> Description of the task: Exactly as they appear, output all of the records. Skip any images.

###

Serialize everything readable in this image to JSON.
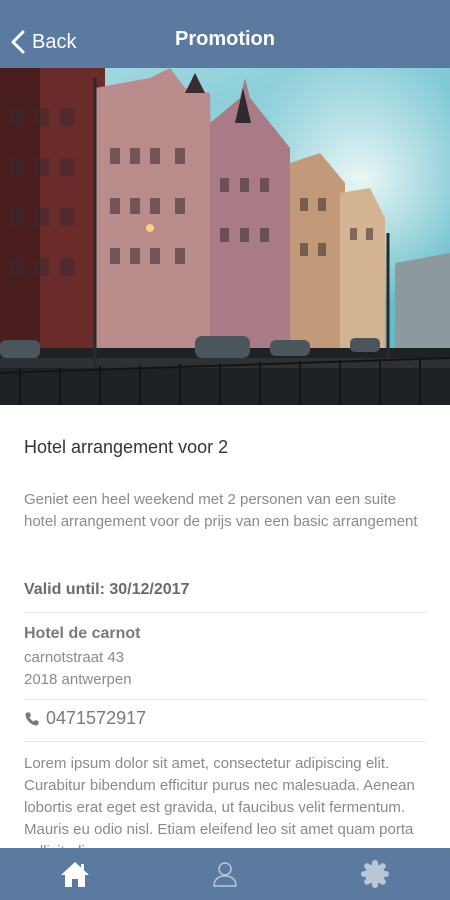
{
  "header": {
    "back_label": "Back",
    "title": "Promotion"
  },
  "hero": {
    "image": "city-street-buildings-photo"
  },
  "promotion": {
    "title": "Hotel arrangement voor 2",
    "description": "Geniet een heel weekend met 2 personen van een suite hotel arrangement voor de prijs van een basic arrangement",
    "valid_label": "Valid until: 30/12/2017",
    "hotel_name": "Hotel de carnot",
    "address_line1": "carnotstraat 43",
    "address_line2": "2018 antwerpen",
    "phone": "0471572917",
    "body": "Lorem ipsum dolor sit amet, consectetur adipiscing elit. Curabitur bibendum efficitur purus nec malesuada. Aenean lobortis erat eget est gravida, ut faucibus velit fermentum. Mauris eu odio nisl. Etiam eleifend leo sit amet quam porta sollicitudin."
  },
  "tabbar": {
    "tabs": [
      {
        "icon": "home-icon"
      },
      {
        "icon": "user-icon"
      },
      {
        "icon": "badge-icon"
      }
    ]
  },
  "colors": {
    "header_bg": "#5a7aa0",
    "tabbar_bg": "#5a7aa0",
    "text_muted": "#8a8a8a"
  }
}
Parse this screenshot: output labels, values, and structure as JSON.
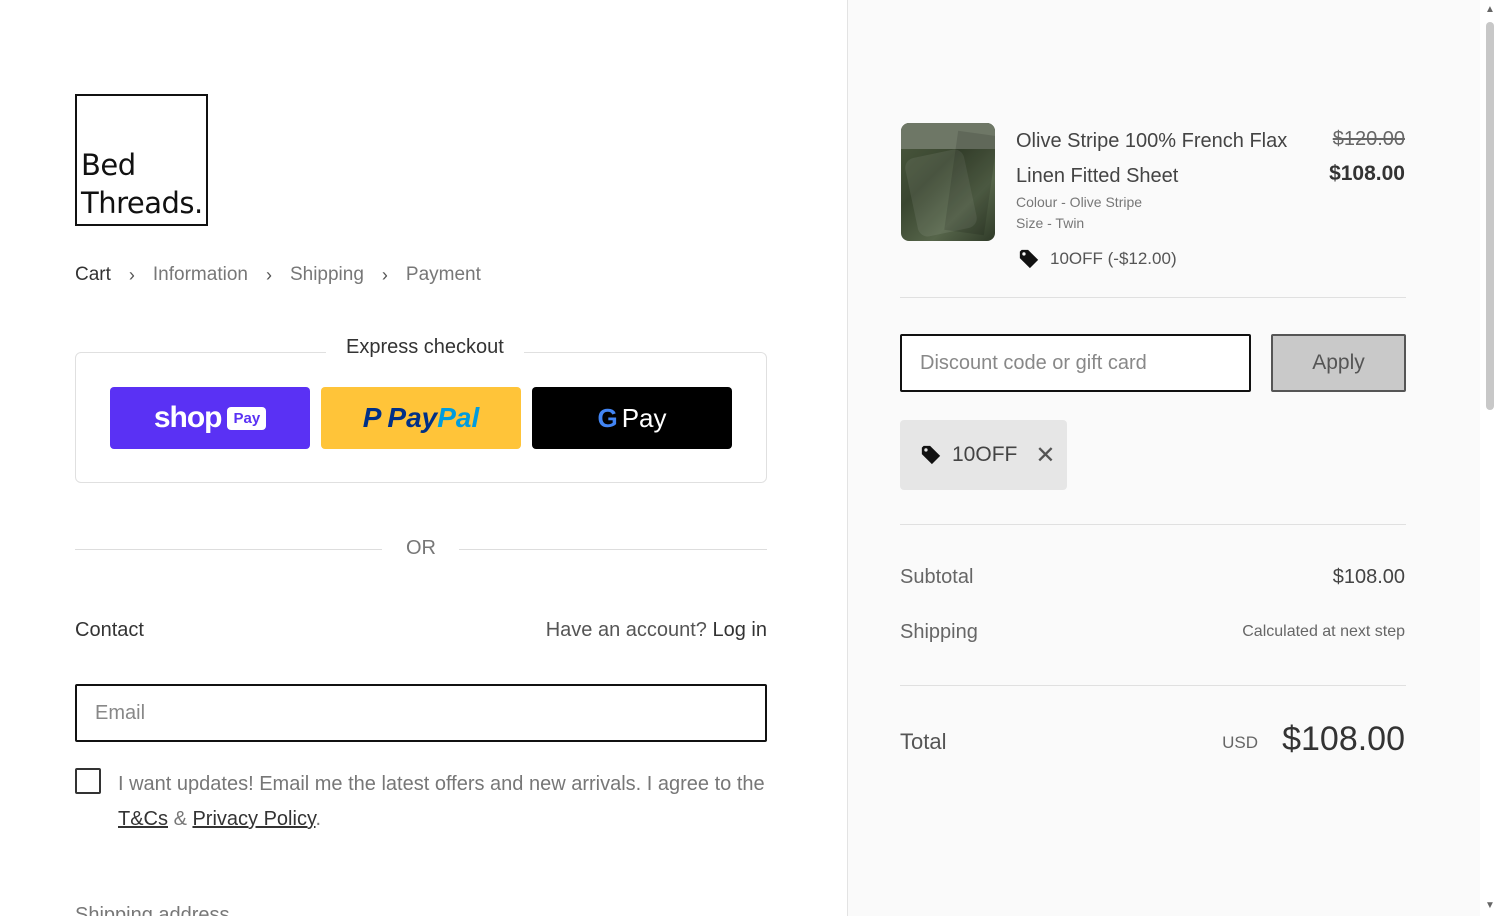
{
  "brand": {
    "line1": "Bed",
    "line2": "Threads."
  },
  "breadcrumb": [
    {
      "label": "Cart",
      "active": true
    },
    {
      "label": "Information",
      "active": false
    },
    {
      "label": "Shipping",
      "active": false
    },
    {
      "label": "Payment",
      "active": false
    }
  ],
  "express": {
    "title": "Express checkout",
    "shop_pay": {
      "word": "shop",
      "tag": "Pay"
    },
    "paypal": {
      "p": "P",
      "word1": "Pay",
      "word2": "Pal"
    },
    "gpay": {
      "g": "G",
      "word": "Pay"
    }
  },
  "divider": {
    "or": "OR"
  },
  "contact": {
    "label": "Contact",
    "account_prompt": "Have an account?",
    "login": "Log in",
    "email_placeholder": "Email",
    "consent_text": "I want updates! Email me the latest offers and new arrivals. I agree to the",
    "tcs": "T&Cs",
    "amp": "&",
    "privacy": "Privacy Policy",
    "period": "."
  },
  "next_section_peek": "Shipping address",
  "product": {
    "title": "Olive Stripe 100% French Flax Linen Fitted Sheet",
    "colour": "Colour - Olive Stripe",
    "size": "Size - Twin",
    "discount": "10OFF (-$12.00)",
    "old_price": "$120.00",
    "new_price": "$108.00"
  },
  "discount_form": {
    "placeholder": "Discount code or gift card",
    "apply": "Apply",
    "applied_code": "10OFF",
    "remove": "✕"
  },
  "summary": {
    "subtotal_label": "Subtotal",
    "subtotal_value": "$108.00",
    "shipping_label": "Shipping",
    "shipping_value": "Calculated at next step",
    "total_label": "Total",
    "currency": "USD",
    "total_value": "$108.00"
  },
  "colors": {
    "shop_pay": "#5a31f4",
    "paypal": "#ffc439",
    "gpay": "#000000"
  }
}
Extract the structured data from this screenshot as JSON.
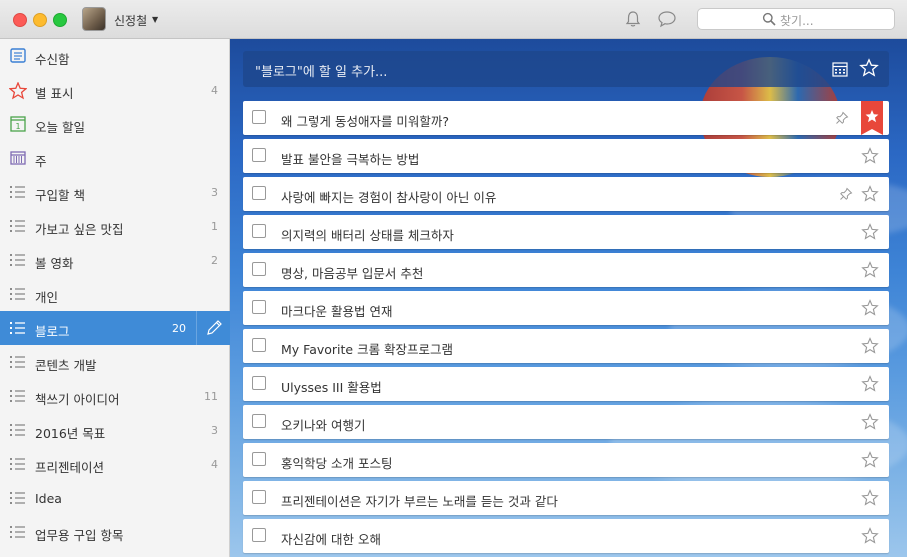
{
  "user": {
    "name": "신정철"
  },
  "search": {
    "placeholder": "찾기..."
  },
  "add_task": {
    "placeholder": "\"블로그\"에 할 일 추가..."
  },
  "sidebar": {
    "items": [
      {
        "label": "수신함",
        "count": "",
        "icon": "inbox-icon"
      },
      {
        "label": "별 표시",
        "count": "4",
        "icon": "star-icon"
      },
      {
        "label": "오늘 할일",
        "count": "",
        "icon": "calendar-today-icon"
      },
      {
        "label": "주",
        "count": "",
        "icon": "calendar-week-icon"
      },
      {
        "label": "구입할 책",
        "count": "3",
        "icon": "list-icon"
      },
      {
        "label": "가보고 싶은 맛집",
        "count": "1",
        "icon": "list-icon"
      },
      {
        "label": "볼 영화",
        "count": "2",
        "icon": "list-icon"
      },
      {
        "label": "개인",
        "count": "",
        "icon": "list-icon"
      },
      {
        "label": "블로그",
        "count": "20",
        "icon": "list-icon",
        "active": true
      },
      {
        "label": "콘텐츠 개발",
        "count": "",
        "icon": "list-icon"
      },
      {
        "label": "책쓰기 아이디어",
        "count": "11",
        "icon": "list-icon"
      },
      {
        "label": "2016년 목표",
        "count": "3",
        "icon": "list-icon"
      },
      {
        "label": "프리젠테이션",
        "count": "4",
        "icon": "list-icon"
      },
      {
        "label": "Idea",
        "count": "",
        "icon": "list-icon"
      },
      {
        "label": "업무용 구입 항목",
        "count": "",
        "icon": "list-icon"
      }
    ]
  },
  "tasks": [
    {
      "title": "왜 그렇게 동성애자를 미워할까?",
      "pinned": true,
      "starred": true
    },
    {
      "title": "발표 불안을 극복하는 방법",
      "pinned": false,
      "starred": false
    },
    {
      "title": "사랑에 빠지는 경험이 참사랑이 아닌 이유",
      "pinned": true,
      "starred": false
    },
    {
      "title": "의지력의 배터리 상태를 체크하자",
      "pinned": false,
      "starred": false
    },
    {
      "title": "명상, 마음공부 입문서 추천",
      "pinned": false,
      "starred": false
    },
    {
      "title": "마크다운 활용법 연재",
      "pinned": false,
      "starred": false
    },
    {
      "title": "My Favorite 크롬 확장프로그램",
      "pinned": false,
      "starred": false
    },
    {
      "title": "Ulysses III 활용법",
      "pinned": false,
      "starred": false
    },
    {
      "title": "오키나와 여행기",
      "pinned": false,
      "starred": false
    },
    {
      "title": "홍익학당 소개 포스팅",
      "pinned": false,
      "starred": false
    },
    {
      "title": "프리젠테이션은 자기가 부르는 노래를 듣는 것과 같다",
      "pinned": false,
      "starred": false
    },
    {
      "title": "자신감에 대한 오해",
      "pinned": false,
      "starred": false
    }
  ],
  "colors": {
    "accent": "#3f8bd7",
    "star_red": "#e8473a",
    "inbox_blue": "#3a7fd4"
  }
}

###

> Finished task:
Serialize everything readable in this image to JSON.
{
  "header": {
    "back_label": "Back",
    "title": "Promotion"
  },
  "hero": {
    "image": "city-street-buildings-photo"
  },
  "promotion": {
    "title": "Hotel arrangement voor 2",
    "description": "Geniet een heel weekend met 2 personen van een suite hotel arrangement voor de prijs van een basic arrangement",
    "valid_label": "Valid until: 30/12/2017",
    "hotel_name": "Hotel de carnot",
    "address_line1": "carnotstraat 43",
    "address_line2": "2018 antwerpen",
    "phone": "0471572917",
    "body": "Lorem ipsum dolor sit amet, consectetur adipiscing elit. Curabitur bibendum efficitur purus nec malesuada. Aenean lobortis erat eget est gravida, ut faucibus velit fermentum. Mauris eu odio nisl. Etiam eleifend leo sit amet quam porta sollicitudin."
  },
  "tabbar": {
    "tabs": [
      {
        "icon": "home-icon"
      },
      {
        "icon": "user-icon"
      },
      {
        "icon": "badge-icon"
      }
    ]
  },
  "colors": {
    "header_bg": "#5a7aa0",
    "tabbar_bg": "#5a7aa0",
    "text_muted": "#8a8a8a"
  }
}
Parse this screenshot: output labels, values, and structure as JSON.
{
  "brand": {
    "line1": "Bed",
    "line2": "Threads."
  },
  "breadcrumb": [
    {
      "label": "Cart",
      "active": true
    },
    {
      "label": "Information",
      "active": false
    },
    {
      "label": "Shipping",
      "active": false
    },
    {
      "label": "Payment",
      "active": false
    }
  ],
  "express": {
    "title": "Express checkout",
    "shop_pay": {
      "word": "shop",
      "tag": "Pay"
    },
    "paypal": {
      "p": "P",
      "word1": "Pay",
      "word2": "Pal"
    },
    "gpay": {
      "g": "G",
      "word": "Pay"
    }
  },
  "divider": {
    "or": "OR"
  },
  "contact": {
    "label": "Contact",
    "account_prompt": "Have an account?",
    "login": "Log in",
    "email_placeholder": "Email",
    "consent_text": "I want updates! Email me the latest offers and new arrivals. I agree to the",
    "tcs": "T&Cs",
    "amp": "&",
    "privacy": "Privacy Policy",
    "period": "."
  },
  "next_section_peek": "Shipping address",
  "product": {
    "title": "Olive Stripe 100% French Flax Linen Fitted Sheet",
    "colour": "Colour - Olive Stripe",
    "size": "Size - Twin",
    "discount": "10OFF (-$12.00)",
    "old_price": "$120.00",
    "new_price": "$108.00"
  },
  "discount_form": {
    "placeholder": "Discount code or gift card",
    "apply": "Apply",
    "applied_code": "10OFF",
    "remove": "✕"
  },
  "summary": {
    "subtotal_label": "Subtotal",
    "subtotal_value": "$108.00",
    "shipping_label": "Shipping",
    "shipping_value": "Calculated at next step",
    "total_label": "Total",
    "currency": "USD",
    "total_value": "$108.00"
  },
  "colors": {
    "shop_pay": "#5a31f4",
    "paypal": "#ffc439",
    "gpay": "#000000"
  }
}
Extract the structured data from this screenshot as JSON.
{
  "user": {
    "name": "신정철"
  },
  "search": {
    "placeholder": "찾기..."
  },
  "add_task": {
    "placeholder": "\"블로그\"에 할 일 추가..."
  },
  "sidebar": {
    "items": [
      {
        "label": "수신함",
        "count": "",
        "icon": "inbox-icon"
      },
      {
        "label": "별 표시",
        "count": "4",
        "icon": "star-icon"
      },
      {
        "label": "오늘 할일",
        "count": "",
        "icon": "calendar-today-icon"
      },
      {
        "label": "주",
        "count": "",
        "icon": "calendar-week-icon"
      },
      {
        "label": "구입할 책",
        "count": "3",
        "icon": "list-icon"
      },
      {
        "label": "가보고 싶은 맛집",
        "count": "1",
        "icon": "list-icon"
      },
      {
        "label": "볼 영화",
        "count": "2",
        "icon": "list-icon"
      },
      {
        "label": "개인",
        "count": "",
        "icon": "list-icon"
      },
      {
        "label": "블로그",
        "count": "20",
        "icon": "list-icon",
        "active": true
      },
      {
        "label": "콘텐츠 개발",
        "count": "",
        "icon": "list-icon"
      },
      {
        "label": "책쓰기 아이디어",
        "count": "11",
        "icon": "list-icon"
      },
      {
        "label": "2016년 목표",
        "count": "3",
        "icon": "list-icon"
      },
      {
        "label": "프리젠테이션",
        "count": "4",
        "icon": "list-icon"
      },
      {
        "label": "Idea",
        "count": "",
        "icon": "list-icon"
      },
      {
        "label": "업무용 구입 항목",
        "count": "",
        "icon": "list-icon"
      }
    ]
  },
  "tasks": [
    {
      "title": "왜 그렇게 동성애자를 미워할까?",
      "pinned": true,
      "starred": true
    },
    {
      "title": "발표 불안을 극복하는 방법",
      "pinned": false,
      "starred": false
    },
    {
      "title": "사랑에 빠지는 경험이 참사랑이 아닌 이유",
      "pinned": true,
      "starred": false
    },
    {
      "title": "의지력의 배터리 상태를 체크하자",
      "pinned": false,
      "starred": false
    },
    {
      "title": "명상, 마음공부 입문서 추천",
      "pinned": false,
      "starred": false
    },
    {
      "title": "마크다운 활용법 연재",
      "pinned": false,
      "starred": false
    },
    {
      "title": "My Favorite 크롬 확장프로그램",
      "pinned": false,
      "starred": false
    },
    {
      "title": "Ulysses III 활용법",
      "pinned": false,
      "starred": false
    },
    {
      "title": "오키나와 여행기",
      "pinned": false,
      "starred": false
    },
    {
      "title": "홍익학당 소개 포스팅",
      "pinned": false,
      "starred": false
    },
    {
      "title": "프리젠테이션은 자기가 부르는 노래를 듣는 것과 같다",
      "pinned": false,
      "starred": false
    },
    {
      "title": "자신감에 대한 오해",
      "pinned": false,
      "starred": false
    }
  ],
  "colors": {
    "accent": "#3f8bd7",
    "star_red": "#e8473a",
    "inbox_blue": "#3a7fd4"
  }
}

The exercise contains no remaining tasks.